Return the listing below unchanged, except that the pictures are dropped.

RECORD SET
--*--
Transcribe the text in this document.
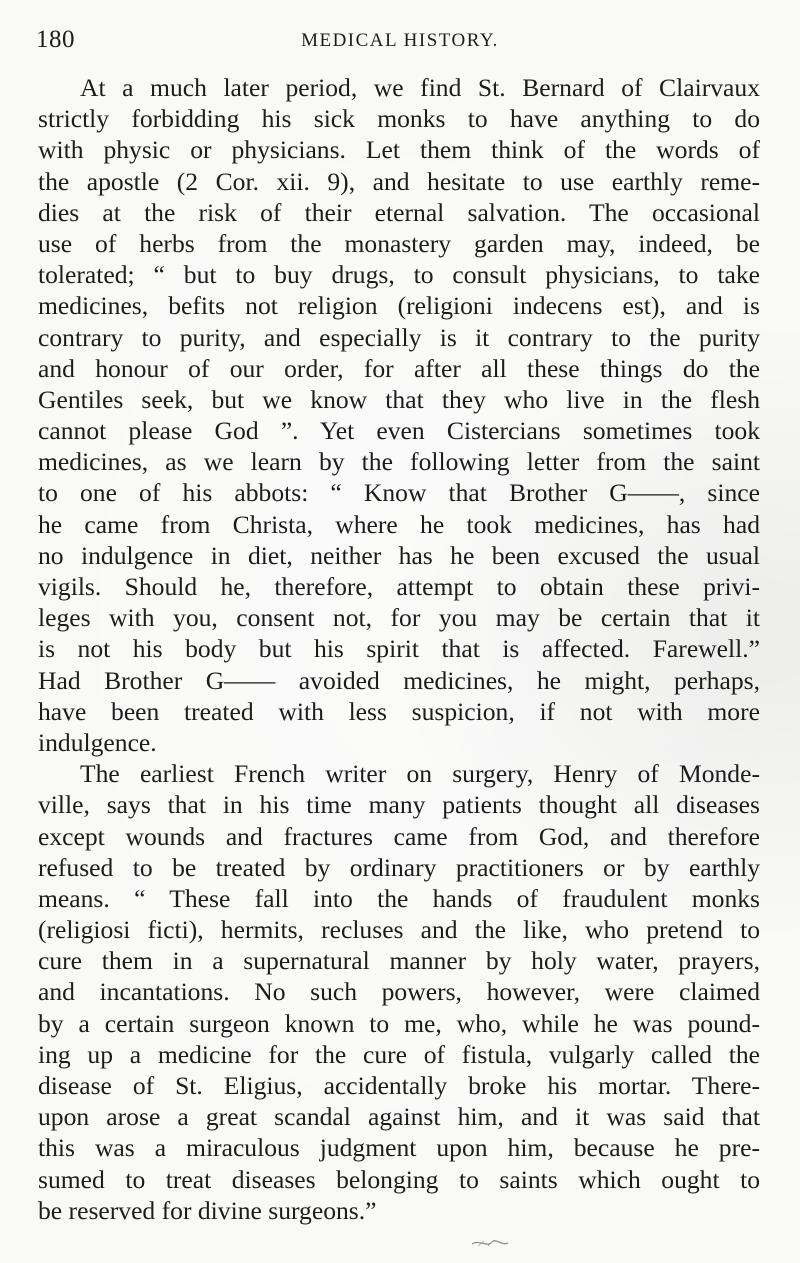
180	MEDICAL HISTORY.
At a much later period, we find St. Bernard of Clairvaux
strictly forbidding his sick monks to have anything to do
with physic or physicians. Let them think of the words of
the apostle (2 Cor. xii. 9), and hesitate to use earthly reme-
dies at the risk of their eternal salvation. The occasional
use of herbs from the monastery garden may, indeed, be
tolerated; “ but to buy drugs, to consult physicians, to take
medicines, befits not religion (religioni indecens est), and is
contrary to purity, and especially is it contrary to the purity
and honour of our order, for after all these things do the
Gentiles seek, but we know that they who live in the flesh
cannot please God ”. Yet even Cistercians sometimes took
medicines, as we learn by the following letter from the saint
to one of his abbots: “ Know that Brother G——, since
he came from Christa, where he took medicines, has had
no indulgence in diet, neither has he been excused the usual
vigils. Should he, therefore, attempt to obtain these privi-
leges with you, consent not, for you may be certain that it
is not his body but his spirit that is affected. Farewell.”
Had Brother G—— avoided medicines, he might, perhaps,
have been treated with less suspicion, if not with more
indulgence.
The earliest French writer on surgery, Henry of Monde-
ville, says that in his time many patients thought all diseases
except wounds and fractures came from God, and therefore
refused to be treated by ordinary practitioners or by earthly
means. “ These fall into the hands of fraudulent monks
(religiosi ficti), hermits, recluses and the like, who pretend to
cure them in a supernatural manner by holy water, prayers,
and incantations. No such powers, however, were claimed
by a certain surgeon known to me, who, while he was pound-
ing up a medicine for the cure of fistula, vulgarly called the
disease of St. Eligius, accidentally broke his mortar. There-
upon arose a great scandal against him, and it was said that
this was a miraculous judgment upon him, because he pre-
sumed to treat diseases belonging to saints which ought to
be reserved for divine surgeons.”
--*--
YOUR RESPONSE
Transcribe the text in this document.
180	MEDICAL HISTORY.
At a much later period, we find St. Bernard of Clairvaux
strictly forbidding his sick monks to have anything to do
with physic or physicians. Let them think of the words of
the apostle (2 Cor. xii. 9), and hesitate to use earthly reme-
dies at the risk of their eternal salvation. The occasional
use of herbs from the monastery garden may, indeed, be
tolerated; “ but to buy drugs, to consult physicians, to take
medicines, befits not religion (religioni indecens est), and is
contrary to purity, and especially is it contrary to the purity
and honour of our order, for after all these things do the
Gentiles seek, but we know that they who live in the flesh
cannot please God ”. Yet even Cistercians sometimes took
medicines, as we learn by the following letter from the saint
to one of his abbots: “ Know that Brother G——, since
he came from Christa, where he took medicines, has had
no indulgence in diet, neither has he been excused the usual
vigils. Should he, therefore, attempt to obtain these privi-
leges with you, consent not, for you may be certain that it
is not his body but his spirit that is affected. Farewell.”
Had Brother G—— avoided medicines, he might, perhaps,
have been treated with less suspicion, if not with more
indulgence.
The earliest French writer on surgery, Henry of Monde-
ville, says that in his time many patients thought all diseases
except wounds and fractures came from God, and therefore
refused to be treated by ordinary practitioners or by earthly
means. “ These fall into the hands of fraudulent monks
(religiosi ficti), hermits, recluses and the like, who pretend to
cure them in a supernatural manner by holy water, prayers,
and incantations. No such powers, however, were claimed
by a certain surgeon known to me, who, while he was pound-
ing up a medicine for the cure of fistula, vulgarly called the
disease of St. Eligius, accidentally broke his mortar. There-
upon arose a great scandal against him, and it was said that
this was a miraculous judgment upon him, because he pre-
sumed to treat diseases belonging to saints which ought to
be reserved for divine surgeons.”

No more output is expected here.